* **Task instructions**: Copy every line that mentions the word "fort".

┌──

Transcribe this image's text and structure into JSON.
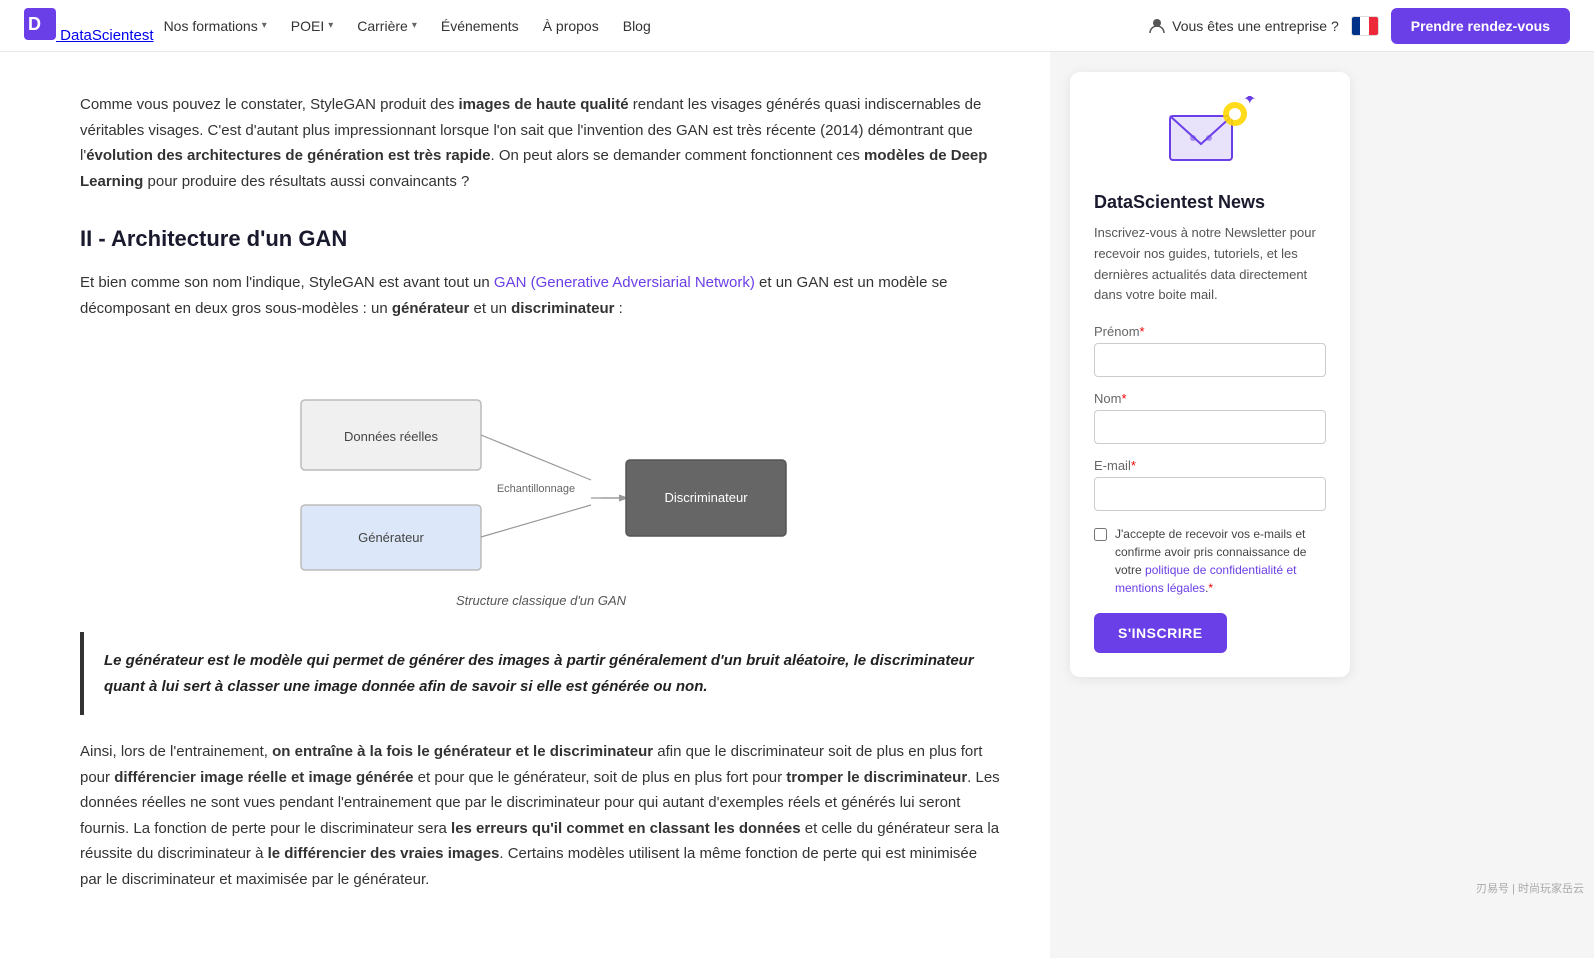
{
  "nav": {
    "logo_text": "DataScientest",
    "items": [
      {
        "label": "Nos formations",
        "has_chevron": true
      },
      {
        "label": "POEI",
        "has_chevron": true
      },
      {
        "label": "Carrière",
        "has_chevron": true
      },
      {
        "label": "Événements",
        "has_chevron": false
      },
      {
        "label": "À propos",
        "has_chevron": false
      },
      {
        "label": "Blog",
        "has_chevron": false
      }
    ],
    "enterprise_label": "Vous êtes une entreprise ?",
    "cta_label": "Prendre rendez-vous"
  },
  "article": {
    "intro": {
      "text_before_bold1": "Comme vous pouvez le constater, StyleGAN produit des ",
      "bold1": "images de haute qualité",
      "text_after_bold1": " rendant les visages générés quasi indiscernables de véritables visages. C'est d'autant plus impressionnant lorsque l'on sait que l'invention des GAN est très récente (2014) démontrant que l'",
      "bold2": "évolution des architectures de génération est très rapide",
      "text_after_bold2": ". On peut alors se demander comment fonctionnent ces ",
      "bold3": "modèles de Deep Learning",
      "text_end": " pour produire des résultats aussi convaincants ?"
    },
    "section_title": "II - Architecture d'un GAN",
    "paragraph1": {
      "text_before_link": "Et bien comme son nom l'indique, StyleGAN est avant tout un ",
      "link_text": "GAN (Generative Adversiarial Network)",
      "text_after_link": " et un GAN est un modèle se décomposant en deux gros sous-modèles : un ",
      "bold1": "générateur",
      "text_mid": " et un ",
      "bold2": "discriminateur",
      "text_end": " :"
    },
    "diagram": {
      "caption": "Structure classique d'un GAN",
      "nodes": {
        "donnees": "Données réelles",
        "generateur": "Générateur",
        "echantillonnage": "Echantillonnage",
        "discriminateur": "Discriminateur"
      }
    },
    "highlight": {
      "text": "Le générateur est le modèle qui permet de générer des images à partir généralement d'un bruit aléatoire, le discriminateur quant à lui sert à classer une image donnée afin de savoir si elle est générée ou non."
    },
    "paragraph2": {
      "text_before_bold1": "Ainsi, lors de l'entrainement, ",
      "bold1": "on entraîne à la fois le générateur et le discriminateur",
      "text_after_bold1": " afin que le discriminateur soit de plus en plus fort pour ",
      "bold2": "différencier image réelle et image générée",
      "text_after_bold2": " et pour que le générateur, soit de plus en plus fort pour ",
      "bold3": "tromper le discriminateur",
      "text_after_bold3": ". Les données réelles ne sont vues pendant l'entrainement que par le discriminateur pour qui autant d'exemples réels et générés lui seront fournis. La fonction de perte pour le discriminateur sera ",
      "bold4": "les erreurs qu'il commet en classant les données",
      "text_after_bold4": " et celle du générateur sera la réussite du discriminateur à ",
      "bold5": "le différencier des vraies images",
      "text_after_bold5": ". Certains modèles utilisent la même fonction de perte qui est minimisée par le discriminateur et maximisée par le générateur."
    }
  },
  "sidebar": {
    "title": "DataScientest News",
    "description": "Inscrivez-vous à notre Newsletter pour recevoir nos guides, tutoriels, et les dernières actualités data directement dans votre boite mail.",
    "form": {
      "prenom_label": "Prénom",
      "prenom_required": "*",
      "nom_label": "Nom",
      "nom_required": "*",
      "email_label": "E-mail",
      "email_required": "*",
      "checkbox_text": "J'accepte de recevoir vos e-mails et confirme avoir pris connaissance de votre politique de confidentialité et mentions légales.",
      "checkbox_required": "*",
      "submit_label": "S'INSCRIRE"
    }
  },
  "watermark": "刃易号 | 时尚玩家岳云"
}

└──

* **Reply to the exercise**:
      "text_after_bold1": " afin que le discriminateur soit de plus en plus fort pour ",
      "text_after_bold2": " et pour que le générateur, soit de plus en plus fort pour ",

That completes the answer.